Я их левой сиськой всех выкормил. Я их вырастил всех. Ладно, если бы я по сути где-то неправ был – и они начали меня критиковать. Им заплатили – и они побежали, начали поститься, хайповать против Лукашенко

– Сколько дворцов спорта вы построили в Беларуси? 

– Если взять все… Правда, почему-то концентрируются на ледовых.

– Ледовых, мне интересно. Мы же о хоккее говорим. 

– По-моему, 35. 

– 35? 

– 35 маленьких и больших. 

– Белорусы полюбили хоккей? 

– У нас всегда… Почему строили? У нас всегда это в почете было. И потом, это же не хоккейные дворцы – это культурно-спортивные комплексы. 

– И концерты, и все, что угодно? 

– И концерты, и шорт-трек, и фигурное катание, и хоккей, и просто катание массовое. 

– У вас любимый хоккеист есть? 

– Когда, знаете, я очень близко их всех узнал, они мне оказались обычными, простыми, одинаковыми трудягами. 

– По телевизору круче выглядели, да? Когда суперсессии были и так далее? 

– Да. Мальцев, Харламов! 

– Михайлов!

– Михайлов Борис и прочие. Правда, иногда сейчас смотрю на них… У меня же своя президентская команда. Это любительская. Это бывшие хоккеисты. Я там как чайник у них. Президент просто – вот и все. Так вот: я иногда смотрю советский хоккей и думаю: вот если бы мы играли с канадцами и советской сборной: моя вот эта любительская третья, – они бы нам ни одной шайбы не забросили. Мы бы их под орех разделали. Настолько изменился хоккей.
• • • • • • •
*ЗАДАНИЕ 1:*
Можете перепечатать весь фрагмент интервью о ледовых дворцах и хоккее слово в слово?
• • • • • • •
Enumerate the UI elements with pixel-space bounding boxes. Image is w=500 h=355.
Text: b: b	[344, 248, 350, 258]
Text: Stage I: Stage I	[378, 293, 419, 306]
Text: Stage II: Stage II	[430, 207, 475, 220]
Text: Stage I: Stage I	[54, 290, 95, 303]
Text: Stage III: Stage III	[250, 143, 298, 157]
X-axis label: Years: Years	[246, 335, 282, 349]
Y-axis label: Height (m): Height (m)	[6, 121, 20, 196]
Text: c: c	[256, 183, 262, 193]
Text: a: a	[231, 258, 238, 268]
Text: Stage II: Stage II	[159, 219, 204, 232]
• • • • • • •
*ЗАДАНИЕ 2:*
Можете оформить строки всех записей в виде нумерованного списка, опустив пустые строки?

*РЕШЕНИЕ 1:*
Я их левой сиськой всех выкормил. Я их вырастил всех. Ладно, если бы я по сути где-то неправ был – и они начали меня критиковать. Им заплатили – и они побежали, начали поститься, хайповать против Лукашенко

– Сколько дворцов спорта вы построили в Беларуси? 

– Если взять все… Правда, почему-то концентрируются на ледовых.

– Ледовых, мне интересно. Мы же о хоккее говорим. 

– По-моему, 35. 

– 35? 

– 35 маленьких и больших. 

– Белорусы полюбили хоккей? 

– У нас всегда… Почему строили? У нас всегда это в почете было. И потом, это же не хоккейные дворцы – это культурно-спортивные комплексы. 

– И концерты, и все, что угодно? 

– И концерты, и шорт-трек, и фигурное катание, и хоккей, и просто катание массовое. 

– У вас любимый хоккеист есть? 

– Когда, знаете, я очень близко их всех узнал, они мне оказались обычными, простыми, одинаковыми трудягами. 

– По телевизору круче выглядели, да? Когда суперсессии были и так далее? 

– Да. Мальцев, Харламов! 

– Михайлов!

– Михайлов Борис и прочие. Правда, иногда сейчас смотрю на них… У меня же своя президентская команда. Это любительская. Это бывшие хоккеисты. Я там как чайник у них. Президент просто – вот и все. Так вот: я иногда смотрю советский хоккей и думаю: вот если бы мы играли с канадцами и советской сборной: моя вот эта любительская третья, – они бы нам ни одной шайбы не забросили. Мы бы их под орех разделали. Настолько изменился хоккей.

*РЕШЕНИЕ 2:*
1. Enumerate the UI elements with pixel-space bounding boxes. Image is w=500 h=355.
2. Text: b: b	[344, 248, 350, 258]
3. Text: Stage I: Stage I	[378, 293, 419, 306]
4. Text: Stage II: Stage II	[430, 207, 475, 220]
5. Text: Stage I: Stage I	[54, 290, 95, 303]
6. Text: Stage III: Stage III	[250, 143, 298, 157]
7. X-axis label: Years: Years	[246, 335, 282, 349]
8. Y-axis label: Height (m): Height (m)	[6, 121, 20, 196]
9. Text: c: c	[256, 183, 262, 193]
10. Text: a: a	[231, 258, 238, 268]
11. Text: Stage II: Stage II	[159, 219, 204, 232]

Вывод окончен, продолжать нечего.